**WHAT THIS TASK INVOLVES:** Reproduce the data exactly and drop any pictures it holds.

= = = =

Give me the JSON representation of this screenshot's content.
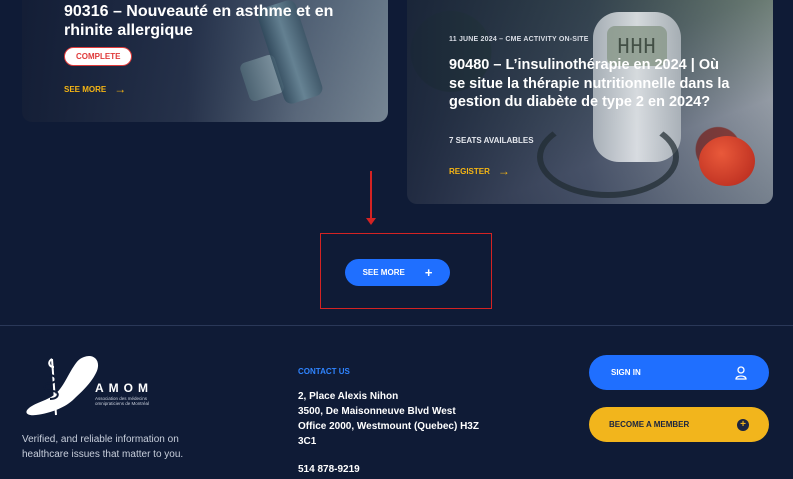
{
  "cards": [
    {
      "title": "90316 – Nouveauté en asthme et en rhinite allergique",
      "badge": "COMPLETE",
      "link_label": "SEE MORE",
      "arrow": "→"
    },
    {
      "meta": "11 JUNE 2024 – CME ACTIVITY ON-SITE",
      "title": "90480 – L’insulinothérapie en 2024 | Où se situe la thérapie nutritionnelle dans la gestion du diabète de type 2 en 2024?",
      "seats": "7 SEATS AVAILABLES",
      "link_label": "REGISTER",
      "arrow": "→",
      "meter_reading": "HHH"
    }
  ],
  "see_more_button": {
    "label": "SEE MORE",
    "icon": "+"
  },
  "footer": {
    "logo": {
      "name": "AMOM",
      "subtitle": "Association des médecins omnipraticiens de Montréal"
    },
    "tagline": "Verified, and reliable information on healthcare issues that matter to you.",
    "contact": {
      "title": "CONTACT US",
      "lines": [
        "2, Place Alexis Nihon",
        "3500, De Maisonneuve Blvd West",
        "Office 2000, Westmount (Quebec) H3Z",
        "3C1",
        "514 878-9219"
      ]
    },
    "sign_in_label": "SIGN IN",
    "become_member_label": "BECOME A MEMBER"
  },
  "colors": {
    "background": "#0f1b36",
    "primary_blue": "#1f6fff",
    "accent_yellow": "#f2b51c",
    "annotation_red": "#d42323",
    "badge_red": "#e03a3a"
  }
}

= = = =

**CORRECT ANSWER:**
Give me the JSON representation of this screenshot's content.
{
  "cards": [
    {
      "title": "90316 – Nouveauté en asthme et en rhinite allergique",
      "badge": "COMPLETE",
      "link_label": "SEE MORE",
      "arrow": "→"
    },
    {
      "meta": "11 JUNE 2024 – CME ACTIVITY ON-SITE",
      "title": "90480 – L’insulinothérapie en 2024 | Où se situe la thérapie nutritionnelle dans la gestion du diabète de type 2 en 2024?",
      "seats": "7 SEATS AVAILABLES",
      "link_label": "REGISTER",
      "arrow": "→",
      "meter_reading": "HHH"
    }
  ],
  "see_more_button": {
    "label": "SEE MORE",
    "icon": "+"
  },
  "footer": {
    "logo": {
      "name": "AMOM",
      "subtitle": "Association des médecins omnipraticiens de Montréal"
    },
    "tagline": "Verified, and reliable information on healthcare issues that matter to you.",
    "contact": {
      "title": "CONTACT US",
      "lines": [
        "2, Place Alexis Nihon",
        "3500, De Maisonneuve Blvd West",
        "Office 2000, Westmount (Quebec) H3Z",
        "3C1",
        "514 878-9219"
      ]
    },
    "sign_in_label": "SIGN IN",
    "become_member_label": "BECOME A MEMBER"
  },
  "colors": {
    "background": "#0f1b36",
    "primary_blue": "#1f6fff",
    "accent_yellow": "#f2b51c",
    "annotation_red": "#d42323",
    "badge_red": "#e03a3a"
  }
}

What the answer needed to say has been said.